§ **Goal of the exercise**:
Repeat the whole of the data, keeping every detail the same.
--- --- ---
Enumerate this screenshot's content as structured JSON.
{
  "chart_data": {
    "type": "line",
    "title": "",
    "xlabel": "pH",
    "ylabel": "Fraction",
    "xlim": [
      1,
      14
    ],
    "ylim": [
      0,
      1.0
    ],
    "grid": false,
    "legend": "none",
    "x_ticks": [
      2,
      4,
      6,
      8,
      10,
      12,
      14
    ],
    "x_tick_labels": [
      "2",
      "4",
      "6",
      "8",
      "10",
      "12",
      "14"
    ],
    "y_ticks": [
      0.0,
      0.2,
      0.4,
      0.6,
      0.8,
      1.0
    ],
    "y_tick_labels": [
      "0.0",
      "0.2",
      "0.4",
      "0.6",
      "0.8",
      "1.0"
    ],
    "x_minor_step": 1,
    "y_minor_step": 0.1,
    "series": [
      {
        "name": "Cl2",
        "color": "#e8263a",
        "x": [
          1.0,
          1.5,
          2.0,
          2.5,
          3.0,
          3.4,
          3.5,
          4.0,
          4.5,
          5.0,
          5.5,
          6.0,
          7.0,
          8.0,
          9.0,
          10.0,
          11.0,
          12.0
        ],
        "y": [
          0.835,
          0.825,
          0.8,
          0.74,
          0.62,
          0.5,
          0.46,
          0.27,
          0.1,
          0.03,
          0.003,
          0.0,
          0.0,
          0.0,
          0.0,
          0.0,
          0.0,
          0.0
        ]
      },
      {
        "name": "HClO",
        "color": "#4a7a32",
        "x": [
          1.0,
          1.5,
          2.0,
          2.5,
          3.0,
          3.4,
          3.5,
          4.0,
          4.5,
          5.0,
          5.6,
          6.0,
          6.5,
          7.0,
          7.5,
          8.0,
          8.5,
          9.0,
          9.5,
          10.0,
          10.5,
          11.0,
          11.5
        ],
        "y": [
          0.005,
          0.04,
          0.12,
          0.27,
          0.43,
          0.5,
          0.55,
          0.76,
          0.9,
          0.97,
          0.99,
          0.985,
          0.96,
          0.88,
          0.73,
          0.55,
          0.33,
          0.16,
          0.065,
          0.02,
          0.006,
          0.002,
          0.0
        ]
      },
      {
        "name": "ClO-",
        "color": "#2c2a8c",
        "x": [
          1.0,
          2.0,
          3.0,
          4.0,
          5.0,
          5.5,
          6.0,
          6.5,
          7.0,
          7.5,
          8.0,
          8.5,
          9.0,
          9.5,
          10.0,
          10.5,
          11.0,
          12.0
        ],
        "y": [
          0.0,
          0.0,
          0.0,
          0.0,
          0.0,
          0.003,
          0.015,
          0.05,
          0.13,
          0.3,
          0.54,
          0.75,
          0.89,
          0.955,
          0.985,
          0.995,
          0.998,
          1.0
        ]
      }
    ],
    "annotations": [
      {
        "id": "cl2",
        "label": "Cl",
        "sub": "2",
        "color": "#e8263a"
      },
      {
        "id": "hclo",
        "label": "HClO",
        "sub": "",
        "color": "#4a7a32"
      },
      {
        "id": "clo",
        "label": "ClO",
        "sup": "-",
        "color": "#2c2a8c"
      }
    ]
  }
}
--- --- ---
§ **Solution to the problem**:
Enumerate this screenshot's content as structured JSON.
{
  "chart_data": {
    "type": "line",
    "title": "",
    "xlabel": "pH",
    "ylabel": "Fraction",
    "xlim": [
      1,
      14
    ],
    "ylim": [
      0,
      1.0
    ],
    "grid": false,
    "legend": "none",
    "x_ticks": [
      2,
      4,
      6,
      8,
      10,
      12,
      14
    ],
    "x_tick_labels": [
      "2",
      "4",
      "6",
      "8",
      "10",
      "12",
      "14"
    ],
    "y_ticks": [
      0.0,
      0.2,
      0.4,
      0.6,
      0.8,
      1.0
    ],
    "y_tick_labels": [
      "0.0",
      "0.2",
      "0.4",
      "0.6",
      "0.8",
      "1.0"
    ],
    "x_minor_step": 1,
    "y_minor_step": 0.1,
    "series": [
      {
        "name": "Cl2",
        "color": "#e8263a",
        "x": [
          1.0,
          1.5,
          2.0,
          2.5,
          3.0,
          3.4,
          3.5,
          4.0,
          4.5,
          5.0,
          5.5,
          6.0,
          7.0,
          8.0,
          9.0,
          10.0,
          11.0,
          12.0
        ],
        "y": [
          0.835,
          0.825,
          0.8,
          0.74,
          0.62,
          0.5,
          0.46,
          0.27,
          0.1,
          0.03,
          0.003,
          0.0,
          0.0,
          0.0,
          0.0,
          0.0,
          0.0,
          0.0
        ]
      },
      {
        "name": "HClO",
        "color": "#4a7a32",
        "x": [
          1.0,
          1.5,
          2.0,
          2.5,
          3.0,
          3.4,
          3.5,
          4.0,
          4.5,
          5.0,
          5.6,
          6.0,
          6.5,
          7.0,
          7.5,
          8.0,
          8.5,
          9.0,
          9.5,
          10.0,
          10.5,
          11.0,
          11.5
        ],
        "y": [
          0.005,
          0.04,
          0.12,
          0.27,
          0.43,
          0.5,
          0.55,
          0.76,
          0.9,
          0.97,
          0.99,
          0.985,
          0.96,
          0.88,
          0.73,
          0.55,
          0.33,
          0.16,
          0.065,
          0.02,
          0.006,
          0.002,
          0.0
        ]
      },
      {
        "name": "ClO-",
        "color": "#2c2a8c",
        "x": [
          1.0,
          2.0,
          3.0,
          4.0,
          5.0,
          5.5,
          6.0,
          6.5,
          7.0,
          7.5,
          8.0,
          8.5,
          9.0,
          9.5,
          10.0,
          10.5,
          11.0,
          12.0
        ],
        "y": [
          0.0,
          0.0,
          0.0,
          0.0,
          0.0,
          0.003,
          0.015,
          0.05,
          0.13,
          0.3,
          0.54,
          0.75,
          0.89,
          0.955,
          0.985,
          0.995,
          0.998,
          1.0
        ]
      }
    ],
    "annotations": [
      {
        "id": "cl2",
        "label": "Cl",
        "sub": "2",
        "color": "#e8263a"
      },
      {
        "id": "hclo",
        "label": "HClO",
        "sub": "",
        "color": "#4a7a32"
      },
      {
        "id": "clo",
        "label": "ClO",
        "sup": "-",
        "color": "#2c2a8c"
      }
    ]
  }
}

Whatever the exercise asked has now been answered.